Exercise aim:
Below are some entries. Copy each line that holds the string "Switch".

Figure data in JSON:
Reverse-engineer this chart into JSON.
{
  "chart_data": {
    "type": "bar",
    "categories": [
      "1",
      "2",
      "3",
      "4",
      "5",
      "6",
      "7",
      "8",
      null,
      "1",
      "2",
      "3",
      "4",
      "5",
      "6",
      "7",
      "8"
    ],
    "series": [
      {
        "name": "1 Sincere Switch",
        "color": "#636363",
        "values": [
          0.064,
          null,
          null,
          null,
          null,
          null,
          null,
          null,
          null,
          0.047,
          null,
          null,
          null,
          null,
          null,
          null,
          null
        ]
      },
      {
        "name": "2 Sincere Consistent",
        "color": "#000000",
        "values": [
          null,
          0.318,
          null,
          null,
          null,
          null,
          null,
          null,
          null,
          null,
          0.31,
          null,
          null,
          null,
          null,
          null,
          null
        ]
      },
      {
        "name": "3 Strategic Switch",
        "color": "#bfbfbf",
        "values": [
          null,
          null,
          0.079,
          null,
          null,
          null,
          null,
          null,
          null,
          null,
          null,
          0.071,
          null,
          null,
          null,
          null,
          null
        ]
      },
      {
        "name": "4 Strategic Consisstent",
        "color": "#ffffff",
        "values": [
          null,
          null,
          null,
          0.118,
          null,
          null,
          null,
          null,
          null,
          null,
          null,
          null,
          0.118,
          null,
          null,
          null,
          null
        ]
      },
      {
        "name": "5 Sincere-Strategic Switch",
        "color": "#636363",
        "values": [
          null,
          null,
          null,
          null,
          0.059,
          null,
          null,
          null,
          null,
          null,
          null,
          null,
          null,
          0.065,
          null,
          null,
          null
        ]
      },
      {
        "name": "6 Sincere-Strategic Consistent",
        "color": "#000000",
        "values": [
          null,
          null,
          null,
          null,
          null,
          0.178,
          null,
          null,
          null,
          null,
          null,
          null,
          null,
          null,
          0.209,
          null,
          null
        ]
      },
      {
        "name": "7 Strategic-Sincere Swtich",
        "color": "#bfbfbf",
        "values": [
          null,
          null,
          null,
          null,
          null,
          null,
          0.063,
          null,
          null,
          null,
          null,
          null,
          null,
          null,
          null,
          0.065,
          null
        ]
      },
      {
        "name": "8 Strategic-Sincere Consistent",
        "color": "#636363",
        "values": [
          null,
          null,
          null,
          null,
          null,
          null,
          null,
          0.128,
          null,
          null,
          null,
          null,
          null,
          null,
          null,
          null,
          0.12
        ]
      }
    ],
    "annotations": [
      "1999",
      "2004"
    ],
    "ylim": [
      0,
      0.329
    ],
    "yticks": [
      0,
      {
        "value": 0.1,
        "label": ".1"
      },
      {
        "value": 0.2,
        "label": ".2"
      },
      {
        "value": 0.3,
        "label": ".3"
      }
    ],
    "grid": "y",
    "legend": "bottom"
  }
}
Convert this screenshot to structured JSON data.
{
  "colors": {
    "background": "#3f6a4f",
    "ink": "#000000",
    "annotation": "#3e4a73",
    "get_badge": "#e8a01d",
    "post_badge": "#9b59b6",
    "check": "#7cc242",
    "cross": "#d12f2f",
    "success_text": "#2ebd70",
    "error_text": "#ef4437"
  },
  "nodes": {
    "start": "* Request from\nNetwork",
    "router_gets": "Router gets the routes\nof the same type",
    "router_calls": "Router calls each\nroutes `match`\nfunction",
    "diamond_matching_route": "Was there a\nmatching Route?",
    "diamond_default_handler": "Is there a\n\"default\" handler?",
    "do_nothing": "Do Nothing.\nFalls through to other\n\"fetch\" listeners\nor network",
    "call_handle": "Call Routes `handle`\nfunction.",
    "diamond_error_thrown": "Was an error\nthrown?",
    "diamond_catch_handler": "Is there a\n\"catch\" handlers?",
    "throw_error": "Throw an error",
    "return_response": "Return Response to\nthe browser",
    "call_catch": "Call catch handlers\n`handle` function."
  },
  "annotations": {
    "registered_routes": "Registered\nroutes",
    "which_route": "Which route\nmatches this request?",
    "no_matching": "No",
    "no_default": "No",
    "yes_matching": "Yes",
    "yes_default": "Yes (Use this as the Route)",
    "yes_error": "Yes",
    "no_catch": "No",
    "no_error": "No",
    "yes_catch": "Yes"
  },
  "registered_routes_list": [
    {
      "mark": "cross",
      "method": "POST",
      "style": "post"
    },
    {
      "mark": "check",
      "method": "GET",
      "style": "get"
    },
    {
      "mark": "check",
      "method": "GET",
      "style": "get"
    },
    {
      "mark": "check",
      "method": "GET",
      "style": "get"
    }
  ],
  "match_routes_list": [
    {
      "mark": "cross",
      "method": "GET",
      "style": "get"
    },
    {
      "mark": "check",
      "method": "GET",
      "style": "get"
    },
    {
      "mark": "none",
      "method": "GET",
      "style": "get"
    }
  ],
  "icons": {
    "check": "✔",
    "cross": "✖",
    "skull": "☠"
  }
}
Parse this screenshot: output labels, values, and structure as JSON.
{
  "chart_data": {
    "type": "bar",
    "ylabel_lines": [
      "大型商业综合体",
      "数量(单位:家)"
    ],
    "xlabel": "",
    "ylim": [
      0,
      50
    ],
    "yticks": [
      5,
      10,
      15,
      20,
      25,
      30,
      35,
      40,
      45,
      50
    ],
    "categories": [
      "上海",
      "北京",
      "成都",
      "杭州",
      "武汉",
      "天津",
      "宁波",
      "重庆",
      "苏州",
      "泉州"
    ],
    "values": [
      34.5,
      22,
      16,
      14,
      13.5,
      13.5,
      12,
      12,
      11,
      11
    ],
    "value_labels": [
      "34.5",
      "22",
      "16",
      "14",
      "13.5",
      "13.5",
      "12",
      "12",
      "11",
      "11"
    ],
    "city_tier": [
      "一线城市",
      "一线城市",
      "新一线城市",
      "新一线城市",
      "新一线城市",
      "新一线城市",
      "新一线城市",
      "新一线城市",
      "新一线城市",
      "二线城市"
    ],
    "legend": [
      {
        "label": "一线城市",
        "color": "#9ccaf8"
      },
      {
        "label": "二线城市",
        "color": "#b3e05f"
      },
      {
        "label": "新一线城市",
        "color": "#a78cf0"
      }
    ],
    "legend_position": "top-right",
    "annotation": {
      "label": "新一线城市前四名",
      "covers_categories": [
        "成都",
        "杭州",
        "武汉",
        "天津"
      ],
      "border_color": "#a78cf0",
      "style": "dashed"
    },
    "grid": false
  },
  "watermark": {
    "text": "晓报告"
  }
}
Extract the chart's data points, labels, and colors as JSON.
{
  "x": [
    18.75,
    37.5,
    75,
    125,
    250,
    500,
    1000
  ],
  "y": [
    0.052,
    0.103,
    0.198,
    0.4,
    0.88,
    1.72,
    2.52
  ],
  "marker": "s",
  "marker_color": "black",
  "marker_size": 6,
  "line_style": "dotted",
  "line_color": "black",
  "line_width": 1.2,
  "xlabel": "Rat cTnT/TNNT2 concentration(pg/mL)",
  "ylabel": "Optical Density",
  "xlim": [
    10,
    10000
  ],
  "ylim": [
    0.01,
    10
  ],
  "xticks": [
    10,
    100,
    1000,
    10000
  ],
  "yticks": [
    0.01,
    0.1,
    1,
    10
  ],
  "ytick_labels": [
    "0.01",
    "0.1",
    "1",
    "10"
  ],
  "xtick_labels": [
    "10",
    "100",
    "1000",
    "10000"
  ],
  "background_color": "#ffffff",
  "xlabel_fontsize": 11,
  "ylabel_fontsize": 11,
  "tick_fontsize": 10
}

Reply:
        "name": "1 Sincere Switch",
        "name": "3 Strategic Switch",
        "name": "5 Sincere-Strategic Switch",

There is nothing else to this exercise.